Records from a data collection
•••••

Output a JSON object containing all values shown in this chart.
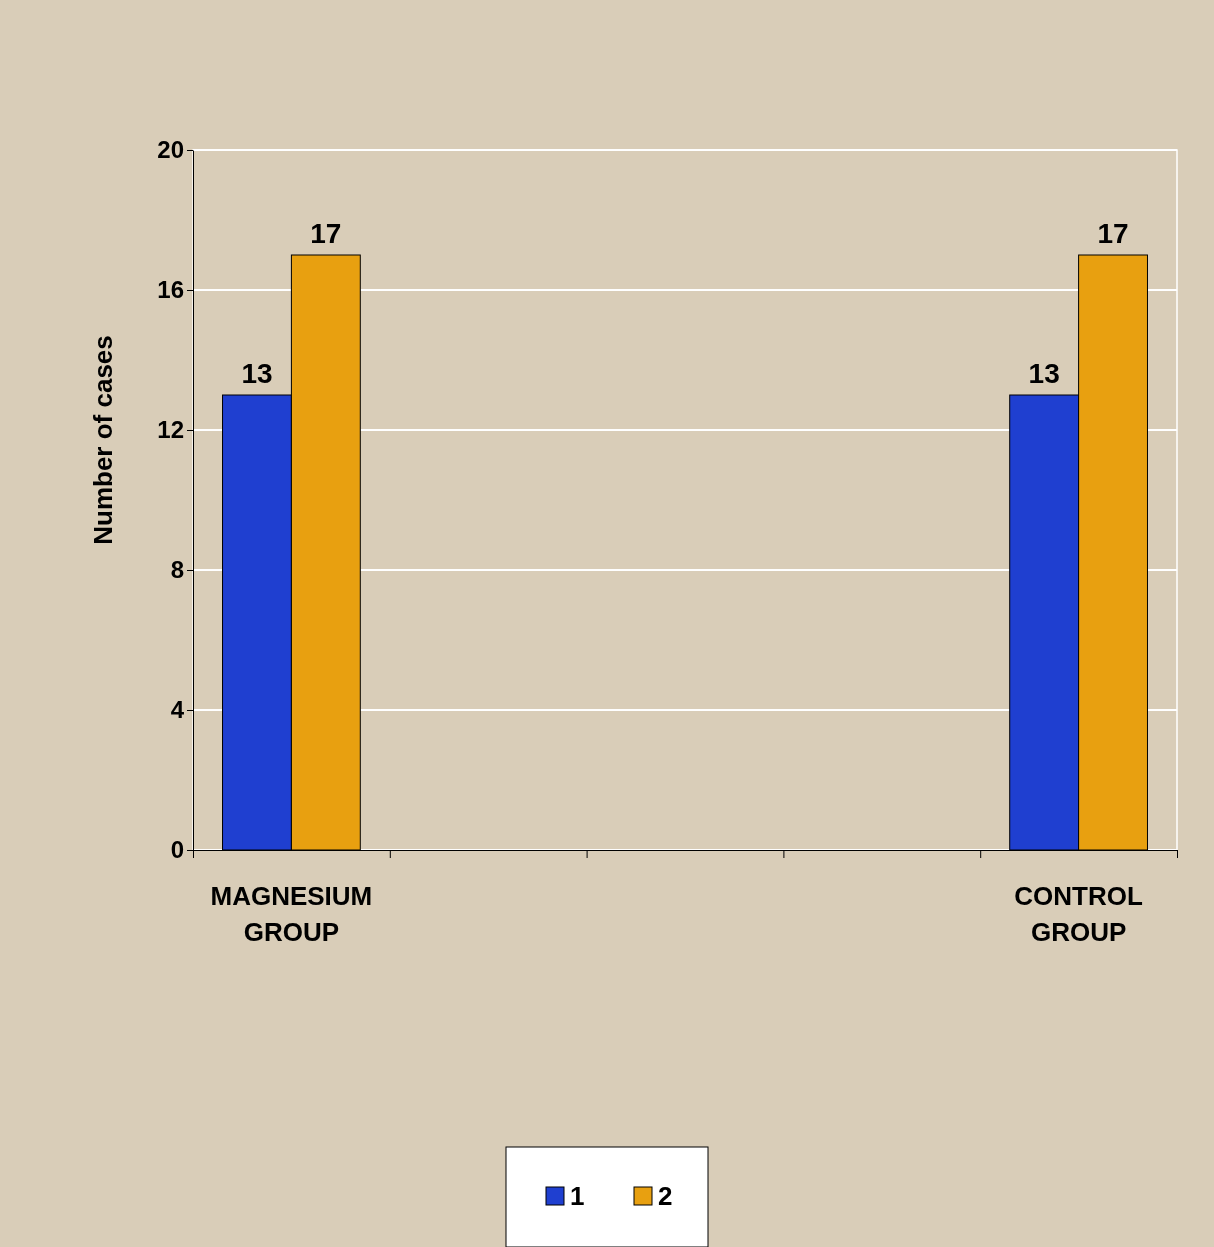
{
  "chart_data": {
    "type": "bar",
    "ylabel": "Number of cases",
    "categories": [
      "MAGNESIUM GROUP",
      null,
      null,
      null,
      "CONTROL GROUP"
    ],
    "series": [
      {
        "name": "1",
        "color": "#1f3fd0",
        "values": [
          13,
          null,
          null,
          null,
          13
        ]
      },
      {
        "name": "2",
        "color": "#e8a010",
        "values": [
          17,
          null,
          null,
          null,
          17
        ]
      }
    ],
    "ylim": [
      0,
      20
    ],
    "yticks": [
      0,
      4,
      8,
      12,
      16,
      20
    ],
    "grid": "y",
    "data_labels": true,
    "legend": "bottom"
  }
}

•••••

Leave the images out, please, and restate each line word for word.

Solution for this problem:
Output a JSON object containing all values shown in this chart.
{
  "chart_data": {
    "type": "bar",
    "ylabel": "Number of cases",
    "categories": [
      "MAGNESIUM GROUP",
      null,
      null,
      null,
      "CONTROL GROUP"
    ],
    "series": [
      {
        "name": "1",
        "color": "#1f3fd0",
        "values": [
          13,
          null,
          null,
          null,
          13
        ]
      },
      {
        "name": "2",
        "color": "#e8a010",
        "values": [
          17,
          null,
          null,
          null,
          17
        ]
      }
    ],
    "ylim": [
      0,
      20
    ],
    "yticks": [
      0,
      4,
      8,
      12,
      16,
      20
    ],
    "grid": "y",
    "data_labels": true,
    "legend": "bottom"
  }
}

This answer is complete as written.